[Rows from a dataset]
::::::

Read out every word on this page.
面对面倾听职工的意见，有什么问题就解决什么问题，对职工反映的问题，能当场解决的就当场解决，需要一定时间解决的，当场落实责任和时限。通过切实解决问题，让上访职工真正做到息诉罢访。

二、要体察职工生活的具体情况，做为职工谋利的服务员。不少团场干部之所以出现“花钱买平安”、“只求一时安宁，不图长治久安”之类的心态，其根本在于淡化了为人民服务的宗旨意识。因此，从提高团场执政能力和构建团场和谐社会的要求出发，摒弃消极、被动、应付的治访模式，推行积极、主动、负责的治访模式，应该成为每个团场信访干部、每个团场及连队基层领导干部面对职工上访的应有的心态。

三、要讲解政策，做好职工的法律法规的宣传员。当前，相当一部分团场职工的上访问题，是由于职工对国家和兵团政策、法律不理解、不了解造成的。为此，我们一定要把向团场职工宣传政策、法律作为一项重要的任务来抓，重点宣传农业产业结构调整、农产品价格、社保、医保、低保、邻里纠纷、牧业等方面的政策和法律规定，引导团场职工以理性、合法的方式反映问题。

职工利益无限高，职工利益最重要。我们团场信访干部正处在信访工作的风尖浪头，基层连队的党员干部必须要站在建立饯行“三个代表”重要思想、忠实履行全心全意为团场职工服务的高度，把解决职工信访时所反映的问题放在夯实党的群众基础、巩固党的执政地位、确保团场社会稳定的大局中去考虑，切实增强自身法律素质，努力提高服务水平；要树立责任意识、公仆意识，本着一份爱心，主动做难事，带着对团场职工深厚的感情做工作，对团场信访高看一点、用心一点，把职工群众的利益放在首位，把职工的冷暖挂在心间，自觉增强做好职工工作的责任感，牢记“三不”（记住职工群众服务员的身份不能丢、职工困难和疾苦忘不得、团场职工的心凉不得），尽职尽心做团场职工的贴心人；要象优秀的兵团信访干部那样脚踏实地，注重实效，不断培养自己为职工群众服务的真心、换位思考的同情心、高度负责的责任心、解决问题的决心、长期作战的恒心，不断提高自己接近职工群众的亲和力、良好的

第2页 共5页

::::::

Exercise prompt:
All entries must be repeated verbatim.

Finished answer:
Read out every word on this page.
面对面倾听职工的意见，有什么问题就解决什么问题，对职工反映的问题，能当场解决的就当场解决，需要一定时间解决的，当场落实责任和时限。通过切实解决问题，让上访职工真正做到息诉罢访。

二、要体察职工生活的具体情况，做为职工谋利的服务员。不少团场干部之所以出现“花钱买平安”、“只求一时安宁，不图长治久安”之类的心态，其根本在于淡化了为人民服务的宗旨意识。因此，从提高团场执政能力和构建团场和谐社会的要求出发，摒弃消极、被动、应付的治访模式，推行积极、主动、负责的治访模式，应该成为每个团场信访干部、每个团场及连队基层领导干部面对职工上访的应有的心态。

三、要讲解政策，做好职工的法律法规的宣传员。当前，相当一部分团场职工的上访问题，是由于职工对国家和兵团政策、法律不理解、不了解造成的。为此，我们一定要把向团场职工宣传政策、法律作为一项重要的任务来抓，重点宣传农业产业结构调整、农产品价格、社保、医保、低保、邻里纠纷、牧业等方面的政策和法律规定，引导团场职工以理性、合法的方式反映问题。

职工利益无限高，职工利益最重要。我们团场信访干部正处在信访工作的风尖浪头，基层连队的党员干部必须要站在建立饯行“三个代表”重要思想、忠实履行全心全意为团场职工服务的高度，把解决职工信访时所反映的问题放在夯实党的群众基础、巩固党的执政地位、确保团场社会稳定的大局中去考虑，切实增强自身法律素质，努力提高服务水平；要树立责任意识、公仆意识，本着一份爱心，主动做难事，带着对团场职工深厚的感情做工作，对团场信访高看一点、用心一点，把职工群众的利益放在首位，把职工的冷暖挂在心间，自觉增强做好职工工作的责任感，牢记“三不”（记住职工群众服务员的身份不能丢、职工困难和疾苦忘不得、团场职工的心凉不得），尽职尽心做团场职工的贴心人；要象优秀的兵团信访干部那样脚踏实地，注重实效，不断培养自己为职工群众服务的真心、换位思考的同情心、高度负责的责任心、解决问题的决心、长期作战的恒心，不断提高自己接近职工群众的亲和力、良好的

第2页 共5页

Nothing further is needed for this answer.